THE REQUEST:
Rewrite the rows below, changing "rear perspective" to "back view" and keeping everything else the same.

INPUT:
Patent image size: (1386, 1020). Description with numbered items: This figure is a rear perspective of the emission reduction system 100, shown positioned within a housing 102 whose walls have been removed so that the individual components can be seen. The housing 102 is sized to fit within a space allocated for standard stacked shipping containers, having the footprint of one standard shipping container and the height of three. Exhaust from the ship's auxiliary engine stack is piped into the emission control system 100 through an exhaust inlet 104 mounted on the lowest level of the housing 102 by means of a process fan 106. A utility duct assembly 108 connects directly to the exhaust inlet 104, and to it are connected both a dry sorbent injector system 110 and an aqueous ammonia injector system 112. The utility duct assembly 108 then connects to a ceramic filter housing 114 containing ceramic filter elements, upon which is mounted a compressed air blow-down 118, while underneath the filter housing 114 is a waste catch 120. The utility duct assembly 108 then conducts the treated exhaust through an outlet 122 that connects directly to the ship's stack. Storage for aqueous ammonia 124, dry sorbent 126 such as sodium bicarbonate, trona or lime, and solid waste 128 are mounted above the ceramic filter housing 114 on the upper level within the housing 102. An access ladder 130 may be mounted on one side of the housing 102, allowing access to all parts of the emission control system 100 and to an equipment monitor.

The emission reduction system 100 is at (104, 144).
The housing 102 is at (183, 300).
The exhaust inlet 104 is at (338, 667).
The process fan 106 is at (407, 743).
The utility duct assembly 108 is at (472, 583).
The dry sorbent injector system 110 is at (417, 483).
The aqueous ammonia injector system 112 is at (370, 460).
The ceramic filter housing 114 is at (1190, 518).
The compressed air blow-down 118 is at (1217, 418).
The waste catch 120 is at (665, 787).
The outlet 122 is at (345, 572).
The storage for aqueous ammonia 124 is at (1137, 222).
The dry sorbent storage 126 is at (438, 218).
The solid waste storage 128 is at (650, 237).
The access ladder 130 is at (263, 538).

ANSWER TO THIS TASK:
Patent image size: (1386, 1020). Description with numbered items: This figure is a back view of the emission reduction system 100, shown positioned within a housing 102 whose walls have been removed so that the individual components can be seen. The housing 102 is sized to fit within a space allocated for standard stacked shipping containers, having the footprint of one standard shipping container and the height of three. Exhaust from the ship's auxiliary engine stack is piped into the emission control system 100 through an exhaust inlet 104 mounted on the lowest level of the housing 102 by means of a process fan 106. A utility duct assembly 108 connects directly to the exhaust inlet 104, and to it are connected both a dry sorbent injector system 110 and an aqueous ammonia injector system 112. The utility duct assembly 108 then connects to a ceramic filter housing 114 containing ceramic filter elements, upon which is mounted a compressed air blow-down 118, while underneath the filter housing 114 is a waste catch 120. The utility duct assembly 108 then conducts the treated exhaust through an outlet 122 that connects directly to the ship's stack. Storage for aqueous ammonia 124, dry sorbent 126 such as sodium bicarbonate, trona or lime, and solid waste 128 are mounted above the ceramic filter housing 114 on the upper level within the housing 102. An access ladder 130 may be mounted on one side of the housing 102, allowing access to all parts of the emission control system 100 and to an equipment monitor.

The emission reduction system 100 is at (104, 144).
The housing 102 is at (183, 300).
The exhaust inlet 104 is at (338, 667).
The process fan 106 is at (407, 743).
The utility duct assembly 108 is at (472, 583).
The dry sorbent injector system 110 is at (417, 483).
The aqueous ammonia injector system 112 is at (370, 460).
The ceramic filter housing 114 is at (1190, 518).
The compressed air blow-down 118 is at (1217, 418).
The waste catch 120 is at (665, 787).
The outlet 122 is at (345, 572).
The storage for aqueous ammonia 124 is at (1137, 222).
The dry sorbent storage 126 is at (438, 218).
The solid waste storage 128 is at (650, 237).
The access ladder 130 is at (263, 538).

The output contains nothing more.